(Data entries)

========================================

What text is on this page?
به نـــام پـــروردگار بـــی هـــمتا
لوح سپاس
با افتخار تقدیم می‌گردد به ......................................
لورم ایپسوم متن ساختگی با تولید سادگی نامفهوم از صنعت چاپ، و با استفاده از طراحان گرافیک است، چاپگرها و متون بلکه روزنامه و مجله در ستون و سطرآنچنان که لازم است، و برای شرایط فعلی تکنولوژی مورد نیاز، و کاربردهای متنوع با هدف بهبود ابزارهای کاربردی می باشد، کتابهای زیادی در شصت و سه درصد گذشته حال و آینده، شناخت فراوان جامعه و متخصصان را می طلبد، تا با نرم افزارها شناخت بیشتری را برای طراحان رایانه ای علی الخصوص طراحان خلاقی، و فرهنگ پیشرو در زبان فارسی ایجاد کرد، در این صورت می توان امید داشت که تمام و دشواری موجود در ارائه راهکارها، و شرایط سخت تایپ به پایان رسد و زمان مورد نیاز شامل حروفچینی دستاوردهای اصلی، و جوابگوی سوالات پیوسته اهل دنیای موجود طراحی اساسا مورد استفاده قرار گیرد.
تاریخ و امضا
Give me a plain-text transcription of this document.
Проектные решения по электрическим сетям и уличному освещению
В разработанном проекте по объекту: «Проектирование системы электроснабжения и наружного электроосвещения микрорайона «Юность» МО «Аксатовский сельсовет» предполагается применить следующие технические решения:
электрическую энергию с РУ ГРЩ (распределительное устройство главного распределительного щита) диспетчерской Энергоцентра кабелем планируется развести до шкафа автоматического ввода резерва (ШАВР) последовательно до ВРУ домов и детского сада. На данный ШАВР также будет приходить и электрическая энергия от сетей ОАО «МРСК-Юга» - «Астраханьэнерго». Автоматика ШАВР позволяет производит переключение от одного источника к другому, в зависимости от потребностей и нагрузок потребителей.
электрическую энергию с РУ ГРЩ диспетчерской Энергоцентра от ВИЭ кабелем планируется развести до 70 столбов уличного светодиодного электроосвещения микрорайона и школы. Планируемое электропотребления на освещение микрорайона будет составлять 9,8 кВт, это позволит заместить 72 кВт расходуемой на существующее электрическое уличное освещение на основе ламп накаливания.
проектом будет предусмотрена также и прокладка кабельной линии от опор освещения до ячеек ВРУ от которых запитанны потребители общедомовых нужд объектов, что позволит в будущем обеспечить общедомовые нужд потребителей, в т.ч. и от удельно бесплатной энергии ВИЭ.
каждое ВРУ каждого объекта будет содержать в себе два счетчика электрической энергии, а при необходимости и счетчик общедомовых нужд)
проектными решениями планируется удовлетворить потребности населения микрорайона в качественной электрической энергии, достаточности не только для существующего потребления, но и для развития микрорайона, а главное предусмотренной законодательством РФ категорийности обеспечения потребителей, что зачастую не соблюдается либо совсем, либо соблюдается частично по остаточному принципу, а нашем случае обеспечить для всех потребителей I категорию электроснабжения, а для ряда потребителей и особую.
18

========================================

## Task objective
Check each line above for the string "общедомовых" and show the ones that have it.

## Response for this exercise
проектом будет предусмотрена также и прокладка кабельной линии от опор освещения до ячеек ВРУ от которых запитанны потребители общедомовых нужд объектов, что позволит в будущем обеспечить общедомовые нужд потребителей, в т.ч. и от удельно бесплатной энергии ВИЭ.
каждое ВРУ каждого объекта будет содержать в себе два счетчика электрической энергии, а при необходимости и счетчик общедомовых нужд)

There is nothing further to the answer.